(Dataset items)
____

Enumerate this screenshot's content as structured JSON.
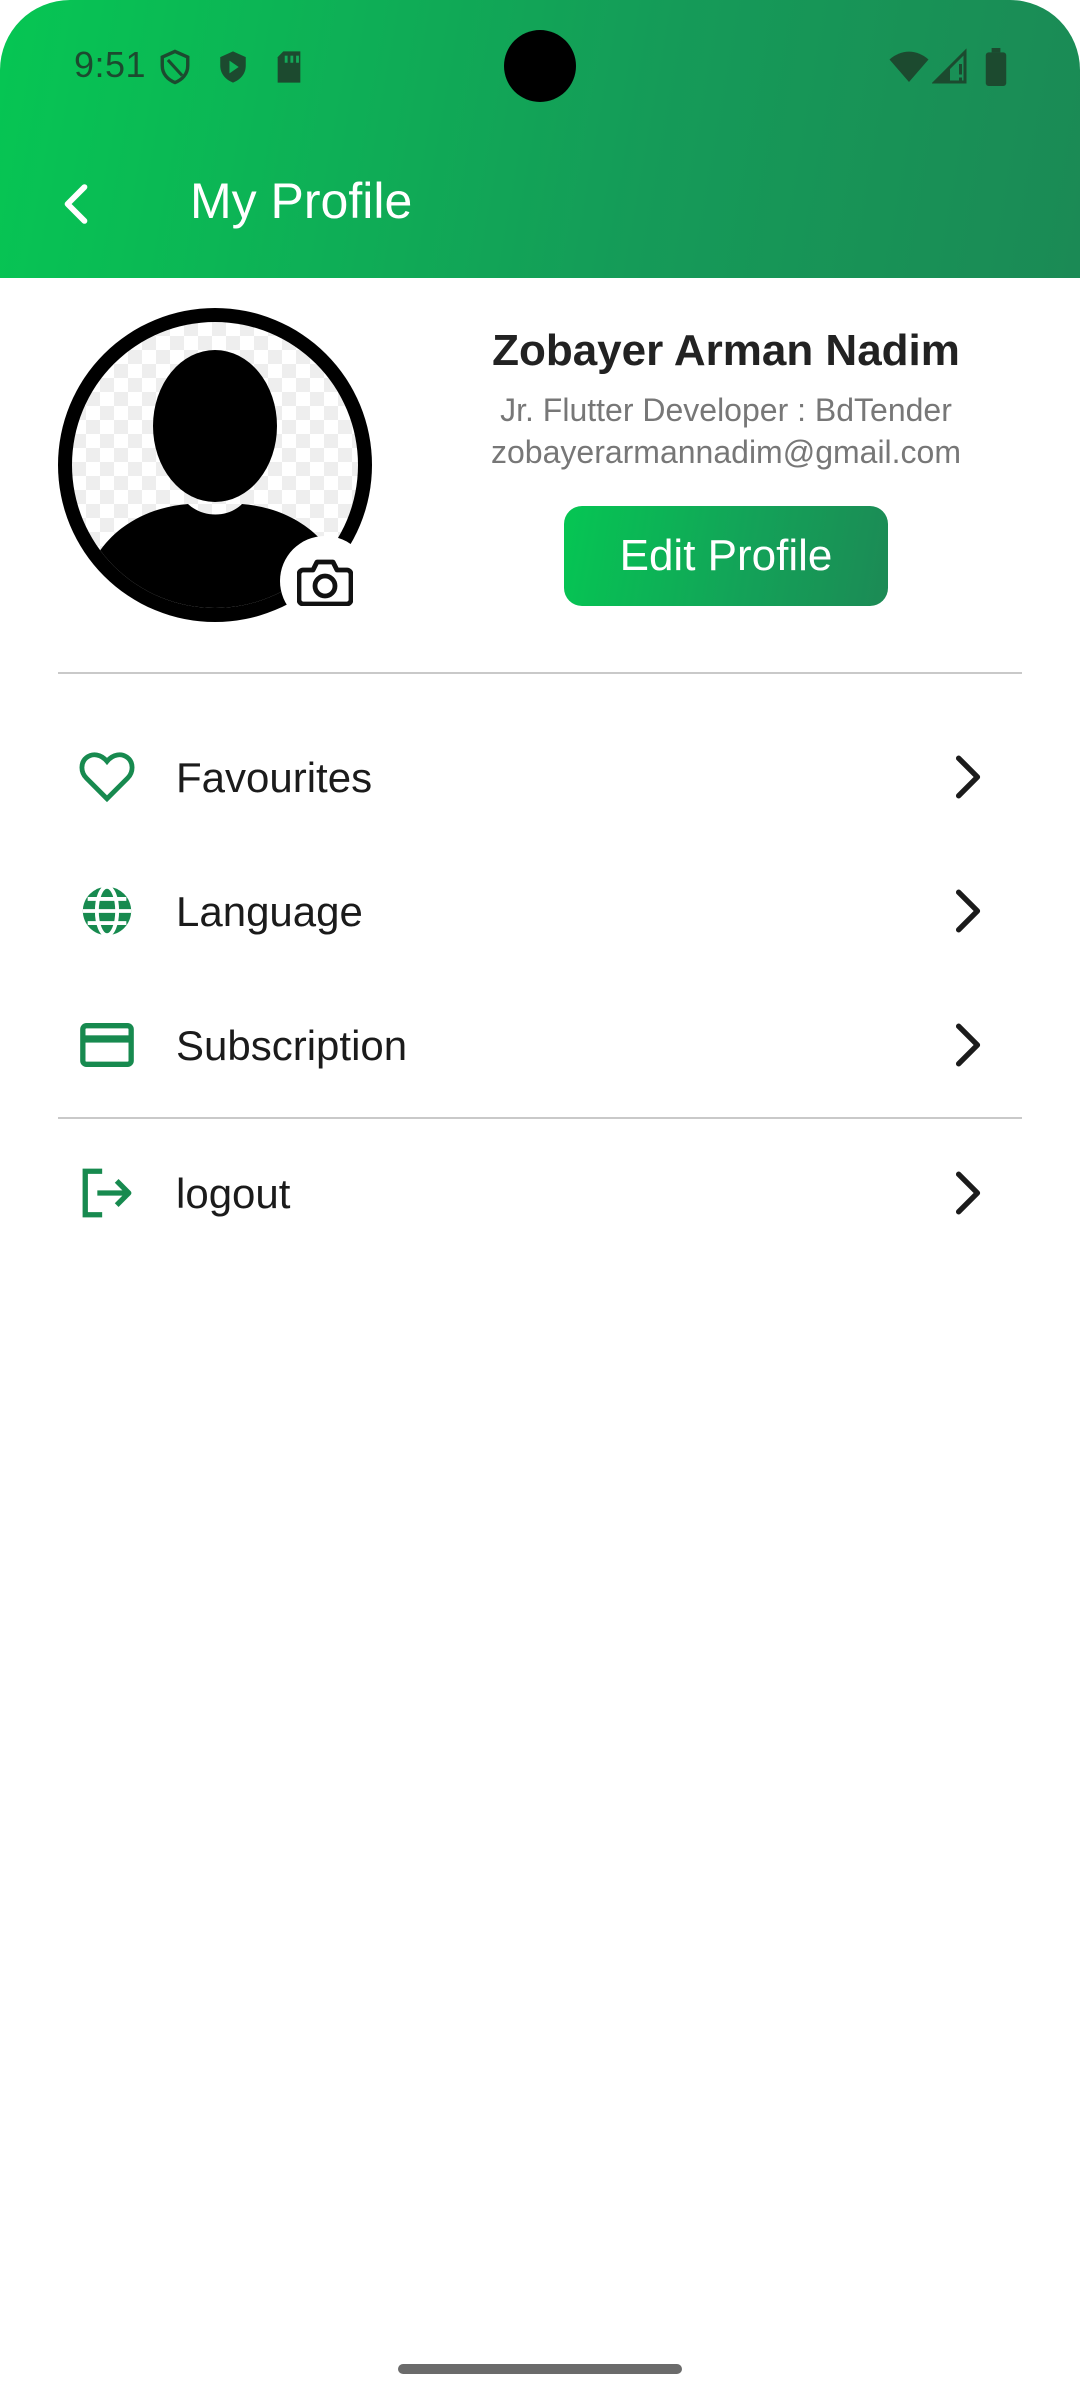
{
  "status_bar": {
    "time": "9:51"
  },
  "appbar": {
    "title": "My Profile",
    "back_icon": "arrow-back-icon"
  },
  "profile": {
    "name": "Zobayer Arman Nadim",
    "role": "Jr. Flutter Developer : BdTender",
    "email": "zobayerarmannadim@gmail.com",
    "edit_button": "Edit Profile",
    "avatar_icon": "person-avatar-icon",
    "camera_icon": "camera-icon"
  },
  "menu": {
    "items": [
      {
        "label": "Favourites",
        "icon": "heart-icon"
      },
      {
        "label": "Language",
        "icon": "globe-icon"
      },
      {
        "label": "Subscription",
        "icon": "credit-card-icon"
      }
    ],
    "logout": {
      "label": "logout",
      "icon": "logout-icon"
    }
  },
  "colors": {
    "primary": "#06c653",
    "primary_dark": "#1b8a55",
    "icon_green": "#178a4f"
  }
}
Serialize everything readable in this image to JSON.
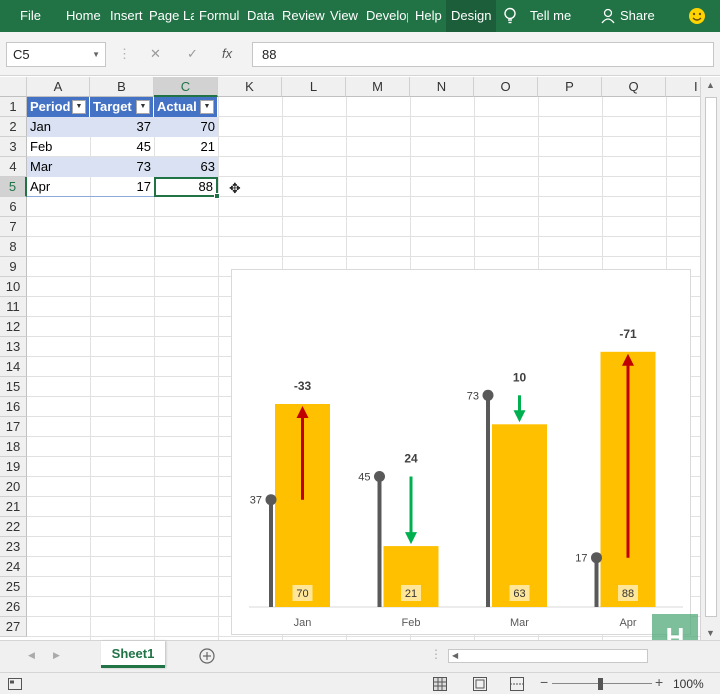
{
  "ribbon": {
    "tabs": [
      {
        "label": "File",
        "name": "tab-file"
      },
      {
        "label": "Home",
        "name": "tab-home"
      },
      {
        "label": "Insert",
        "name": "tab-insert"
      },
      {
        "label": "Page La",
        "name": "tab-page-layout"
      },
      {
        "label": "Formul",
        "name": "tab-formulas"
      },
      {
        "label": "Data",
        "name": "tab-data"
      },
      {
        "label": "Review",
        "name": "tab-review"
      },
      {
        "label": "View",
        "name": "tab-view"
      },
      {
        "label": "Develop",
        "name": "tab-developer"
      },
      {
        "label": "Help",
        "name": "tab-help"
      },
      {
        "label": "Design",
        "name": "tab-design"
      }
    ],
    "tell_me": "Tell me",
    "share": "Share",
    "icons": {
      "tell_me": "lightbulb-icon",
      "share": "person-icon",
      "feedback": "smiley-icon"
    }
  },
  "formula_bar": {
    "name_box": "C5",
    "fx_label": "fx",
    "value": "88",
    "icons": {
      "cancel": "cancel-icon",
      "enter": "check-icon"
    }
  },
  "columns": [
    "A",
    "B",
    "C",
    "K",
    "L",
    "M",
    "N",
    "O",
    "P",
    "Q",
    "I"
  ],
  "rows": [
    "1",
    "2",
    "3",
    "4",
    "5",
    "6",
    "7",
    "8",
    "9",
    "10",
    "11",
    "12",
    "13",
    "14",
    "15",
    "16",
    "17",
    "18",
    "19",
    "20",
    "21",
    "22",
    "23",
    "24",
    "25",
    "26",
    "27"
  ],
  "table": {
    "headers": [
      "Period",
      "Target",
      "Actual"
    ],
    "rows": [
      [
        "Jan",
        "37",
        "70"
      ],
      [
        "Feb",
        "45",
        "21"
      ],
      [
        "Mar",
        "73",
        "63"
      ],
      [
        "Apr",
        "17",
        "88"
      ]
    ]
  },
  "chart_data": {
    "type": "bar",
    "categories": [
      "Jan",
      "Feb",
      "Mar",
      "Apr"
    ],
    "series": [
      {
        "values": [
          70,
          21,
          63,
          88
        ]
      },
      {
        "values": [
          37,
          45,
          73,
          17
        ]
      }
    ],
    "variance_labels": [
      "-33",
      "24",
      "10",
      "-71"
    ],
    "ylim": [
      0,
      100
    ],
    "grid": false,
    "colors": {
      "actual": "#ffc000",
      "target": "#595959",
      "up_arrow": "#c00000",
      "down_arrow": "#00b050"
    }
  },
  "sheet_tabs": [
    "Sheet1"
  ],
  "status": {
    "zoom": "100%",
    "icons": [
      "normal-view-icon",
      "page-layout-view-icon",
      "page-break-view-icon"
    ]
  },
  "colors": {
    "accent": "#217346",
    "table_header": "#4472c4",
    "table_band": "#d9e1f2"
  }
}
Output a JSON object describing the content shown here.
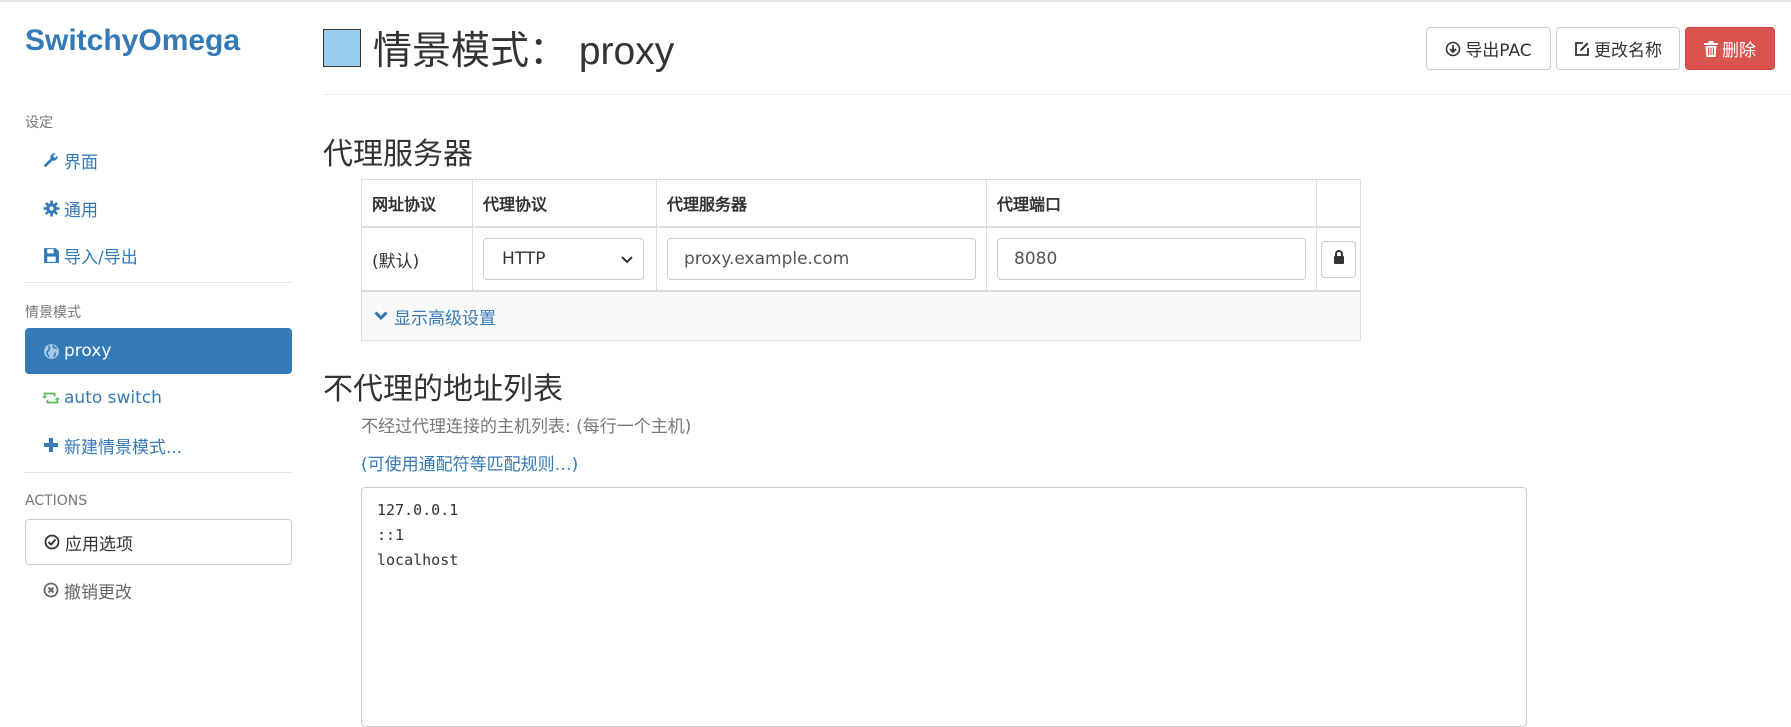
{
  "app": {
    "brand": "SwitchyOmega"
  },
  "sidebar": {
    "settings_header": "设定",
    "settings_items": [
      {
        "label": "界面",
        "icon": "wrench-icon"
      },
      {
        "label": "通用",
        "icon": "gear-icon"
      },
      {
        "label": "导入/导出",
        "icon": "save-icon"
      }
    ],
    "profiles_header": "情景模式",
    "profile_items": [
      {
        "label": "proxy",
        "icon": "globe-icon",
        "active": true
      },
      {
        "label": "auto switch",
        "icon": "retweet-icon"
      },
      {
        "label": "新建情景模式...",
        "icon": "plus-icon"
      }
    ],
    "actions_header": "ACTIONS",
    "actions": [
      {
        "label": "应用选项",
        "icon": "check-circle-icon"
      },
      {
        "label": "撤销更改",
        "icon": "x-circle-icon"
      }
    ]
  },
  "header": {
    "title": "情景模式： proxy",
    "swatch_color": "#99ccee",
    "buttons": {
      "export_pac": "导出PAC",
      "rename": "更改名称",
      "delete": "删除"
    }
  },
  "proxy_section": {
    "title": "代理服务器",
    "columns": [
      "网址协议",
      "代理协议",
      "代理服务器",
      "代理端口"
    ],
    "row": {
      "scheme": "(默认)",
      "protocol": "HTTP",
      "server": "proxy.example.com",
      "port": "8080"
    },
    "advanced_link": "显示高级设置"
  },
  "bypass_section": {
    "title": "不代理的地址列表",
    "help_text": "不经过代理连接的主机列表: (每行一个主机)",
    "help_link": "(可使用通配符等匹配规则…)",
    "list": "127.0.0.1\n::1\nlocalhost"
  },
  "colors": {
    "accent": "#337ab7",
    "danger": "#d9534f",
    "green": "#5cb85c"
  }
}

____

Every line above should be repeated exactly; pictures stay out of the copy.

Enumerate this screenshot's content as structured JSON.
{
  "status_bar": {
    "time": "9:51"
  },
  "appbar": {
    "title": "My Profile",
    "back_icon": "arrow-back-icon"
  },
  "profile": {
    "name": "Zobayer Arman Nadim",
    "role": "Jr. Flutter Developer : BdTender",
    "email": "zobayerarmannadim@gmail.com",
    "edit_button": "Edit Profile",
    "avatar_icon": "person-avatar-icon",
    "camera_icon": "camera-icon"
  },
  "menu": {
    "items": [
      {
        "label": "Favourites",
        "icon": "heart-icon"
      },
      {
        "label": "Language",
        "icon": "globe-icon"
      },
      {
        "label": "Subscription",
        "icon": "credit-card-icon"
      }
    ],
    "logout": {
      "label": "logout",
      "icon": "logout-icon"
    }
  },
  "colors": {
    "primary": "#06c653",
    "primary_dark": "#1b8a55",
    "icon_green": "#178a4f"
  }
}
Serialize everything readable in this image to JSON.
{
  "ribbon": {
    "tabs": [
      {
        "label": "File",
        "name": "tab-file"
      },
      {
        "label": "Home",
        "name": "tab-home"
      },
      {
        "label": "Insert",
        "name": "tab-insert"
      },
      {
        "label": "Page La",
        "name": "tab-page-layout"
      },
      {
        "label": "Formul",
        "name": "tab-formulas"
      },
      {
        "label": "Data",
        "name": "tab-data"
      },
      {
        "label": "Review",
        "name": "tab-review"
      },
      {
        "label": "View",
        "name": "tab-view"
      },
      {
        "label": "Develop",
        "name": "tab-developer"
      },
      {
        "label": "Help",
        "name": "tab-help"
      },
      {
        "label": "Design",
        "name": "tab-design"
      }
    ],
    "tell_me": "Tell me",
    "share": "Share",
    "icons": {
      "tell_me": "lightbulb-icon",
      "share": "person-icon",
      "feedback": "smiley-icon"
    }
  },
  "formula_bar": {
    "name_box": "C5",
    "fx_label": "fx",
    "value": "88",
    "icons": {
      "cancel": "cancel-icon",
      "enter": "check-icon"
    }
  },
  "columns": [
    "A",
    "B",
    "C",
    "K",
    "L",
    "M",
    "N",
    "O",
    "P",
    "Q",
    "I"
  ],
  "rows": [
    "1",
    "2",
    "3",
    "4",
    "5",
    "6",
    "7",
    "8",
    "9",
    "10",
    "11",
    "12",
    "13",
    "14",
    "15",
    "16",
    "17",
    "18",
    "19",
    "20",
    "21",
    "22",
    "23",
    "24",
    "25",
    "26",
    "27"
  ],
  "table": {
    "headers": [
      "Period",
      "Target",
      "Actual"
    ],
    "rows": [
      [
        "Jan",
        "37",
        "70"
      ],
      [
        "Feb",
        "45",
        "21"
      ],
      [
        "Mar",
        "73",
        "63"
      ],
      [
        "Apr",
        "17",
        "88"
      ]
    ]
  },
  "chart_data": {
    "type": "bar",
    "categories": [
      "Jan",
      "Feb",
      "Mar",
      "Apr"
    ],
    "series": [
      {
        "values": [
          70,
          21,
          63,
          88
        ]
      },
      {
        "values": [
          37,
          45,
          73,
          17
        ]
      }
    ],
    "variance_labels": [
      "-33",
      "24",
      "10",
      "-71"
    ],
    "ylim": [
      0,
      100
    ],
    "grid": false,
    "colors": {
      "actual": "#ffc000",
      "target": "#595959",
      "up_arrow": "#c00000",
      "down_arrow": "#00b050"
    }
  },
  "sheet_tabs": [
    "Sheet1"
  ],
  "status": {
    "zoom": "100%",
    "icons": [
      "normal-view-icon",
      "page-layout-view-icon",
      "page-break-view-icon"
    ]
  },
  "colors": {
    "accent": "#217346",
    "table_header": "#4472c4",
    "table_band": "#d9e1f2"
  }
}
Output a JSON object describing the content shown here.
{
  "app": {
    "brand": "SwitchyOmega"
  },
  "sidebar": {
    "settings_header": "设定",
    "settings_items": [
      {
        "label": "界面",
        "icon": "wrench-icon"
      },
      {
        "label": "通用",
        "icon": "gear-icon"
      },
      {
        "label": "导入/导出",
        "icon": "save-icon"
      }
    ],
    "profiles_header": "情景模式",
    "profile_items": [
      {
        "label": "proxy",
        "icon": "globe-icon",
        "active": true
      },
      {
        "label": "auto switch",
        "icon": "retweet-icon"
      },
      {
        "label": "新建情景模式...",
        "icon": "plus-icon"
      }
    ],
    "actions_header": "ACTIONS",
    "actions": [
      {
        "label": "应用选项",
        "icon": "check-circle-icon"
      },
      {
        "label": "撤销更改",
        "icon": "x-circle-icon"
      }
    ]
  },
  "header": {
    "title": "情景模式： proxy",
    "swatch_color": "#99ccee",
    "buttons": {
      "export_pac": "导出PAC",
      "rename": "更改名称",
      "delete": "删除"
    }
  },
  "proxy_section": {
    "title": "代理服务器",
    "columns": [
      "网址协议",
      "代理协议",
      "代理服务器",
      "代理端口"
    ],
    "row": {
      "scheme": "(默认)",
      "protocol": "HTTP",
      "server": "proxy.example.com",
      "port": "8080"
    },
    "advanced_link": "显示高级设置"
  },
  "bypass_section": {
    "title": "不代理的地址列表",
    "help_text": "不经过代理连接的主机列表: (每行一个主机)",
    "help_link": "(可使用通配符等匹配规则…)",
    "list": "127.0.0.1\n::1\nlocalhost"
  },
  "colors": {
    "accent": "#337ab7",
    "danger": "#d9534f",
    "green": "#5cb85c"
  }
}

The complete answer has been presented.